◆ **Selected passage**:
Why does the break statement not work while scraping reviews with Selenium and BeautifulSoup in Python?

Question:

I am scraping reviews with Selenium and BeautifulSoup in Python but the break statement does not work so that the while loop continues even after arriving at the last review page of a product. From what I understand it should work as there is no "next page" button on the last review page anymore. Can someone explain why break is not working?

from selenium import webdriver
from selenium.webdriver.common.by import By
from selenium.webdriver.support.ui import WebDriverWait
from selenium.webdriver.support import expected_conditions as EC
import time
import pandas as pd
from bs4 import BeautifulSoup

driver = webdriver.Chrome()

reviewlist= []

ASINs = ['B09SXL3HPG', 'B07TP8LLQZ']
for a in range(len(ASINs)):
    url = 'https://www.amazon.de/dp/' + str(ASINs[a])
    driver.get(url)

    #Accept cookies (only if you need it)
    if a == 0:
        accept_cookies = WebDriverWait(driver, 5).until(EC.presence_of_element_located((By.CSS_SELECTOR, "input[id='sp-cc-accept']"))).click()

    #Go to all reviews
    WebDriverWait(driver, 10).until(
        EC.element_to_be_clickable((By.CSS_SELECTOR, "a[data-hook='see-all-reviews-link-foot']"))).click()

    while True:
        soup = BeautifulSoup(driver.page_source, 'html.parser')
        reviews = soup.find_all('div', {'data-hook': 'review'})
        for item in reviews:
            review = {
                'date': item.find('span', {'data-hook': 'review-date'}).text.strip(),
                'body': item.find('span', {'data-hook': 'review-body'}).text.strip(),
                }
            reviewlist.append(review)

        try:
            next_page_button = WebDriverWait(driver, 10).until(EC.presence_of_element_located((By.CSS_SELECTOR, '.a-pagination .a-last'))).click()
            print('click')
            time.sleep(1)
        except Exception as ex:
            print(ex,"!!!!!!!")
            break
Asked By: Mina

||

Answers:

From what I understand it should work as there is no "next page" button on the last review page anymore.

Except there is, even though its disabled:

next page

So, the while probably ends up clicking it endlessly to no effect. I would suggest using as selector .a-pagination .a-last:not(.a-disabled) instead of just .a-pagination .a-last.

Answered By: Driftr95

◆ **Goal A**: List every name brought in by an import statement in the code of the scraping thread, including any alias it is given.
The scraping thread and the records have no connection to each other.

(Element location listings)
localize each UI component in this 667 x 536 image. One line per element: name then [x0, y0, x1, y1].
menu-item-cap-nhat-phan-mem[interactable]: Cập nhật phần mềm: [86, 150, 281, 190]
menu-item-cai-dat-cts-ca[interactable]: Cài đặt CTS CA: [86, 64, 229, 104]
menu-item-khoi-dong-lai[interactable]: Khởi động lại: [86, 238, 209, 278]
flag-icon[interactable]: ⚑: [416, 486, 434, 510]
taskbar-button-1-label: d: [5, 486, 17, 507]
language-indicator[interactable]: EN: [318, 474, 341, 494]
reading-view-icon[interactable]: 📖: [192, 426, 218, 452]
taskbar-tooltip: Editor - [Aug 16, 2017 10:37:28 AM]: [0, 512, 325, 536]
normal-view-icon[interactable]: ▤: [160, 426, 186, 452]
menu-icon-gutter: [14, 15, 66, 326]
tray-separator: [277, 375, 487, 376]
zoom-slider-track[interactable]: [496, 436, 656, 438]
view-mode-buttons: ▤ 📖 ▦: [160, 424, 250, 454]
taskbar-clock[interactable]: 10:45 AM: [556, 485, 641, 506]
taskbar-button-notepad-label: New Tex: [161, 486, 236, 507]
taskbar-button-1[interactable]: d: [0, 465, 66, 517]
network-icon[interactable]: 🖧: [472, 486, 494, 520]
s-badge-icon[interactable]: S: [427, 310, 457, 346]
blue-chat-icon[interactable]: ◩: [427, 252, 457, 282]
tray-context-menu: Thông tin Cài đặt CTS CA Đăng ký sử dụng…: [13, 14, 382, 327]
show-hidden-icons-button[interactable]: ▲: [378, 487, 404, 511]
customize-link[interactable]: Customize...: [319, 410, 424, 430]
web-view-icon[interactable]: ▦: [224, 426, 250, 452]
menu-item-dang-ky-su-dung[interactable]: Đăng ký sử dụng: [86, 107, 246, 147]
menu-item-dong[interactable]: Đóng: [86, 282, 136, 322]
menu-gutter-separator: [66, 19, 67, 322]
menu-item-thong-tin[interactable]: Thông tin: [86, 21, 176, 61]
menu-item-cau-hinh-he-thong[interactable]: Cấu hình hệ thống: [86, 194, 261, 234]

◆ **Goal B**: Find every line in the records that contains the string "view", matching case exactly, and copy each of those lines.

◆ **Exercise output A**:
webdriver
By
WebDriverWait
expected_conditions (as EC)
time
pandas (as pd)
BeautifulSoup

◆ **Exercise output B**:
reading-view-icon[interactable]: 📖: [192, 426, 218, 452]
normal-view-icon[interactable]: ▤: [160, 426, 186, 452]
view-mode-buttons: ▤ 📖 ▦: [160, 424, 250, 454]
web-view-icon[interactable]: ▦: [224, 426, 250, 452]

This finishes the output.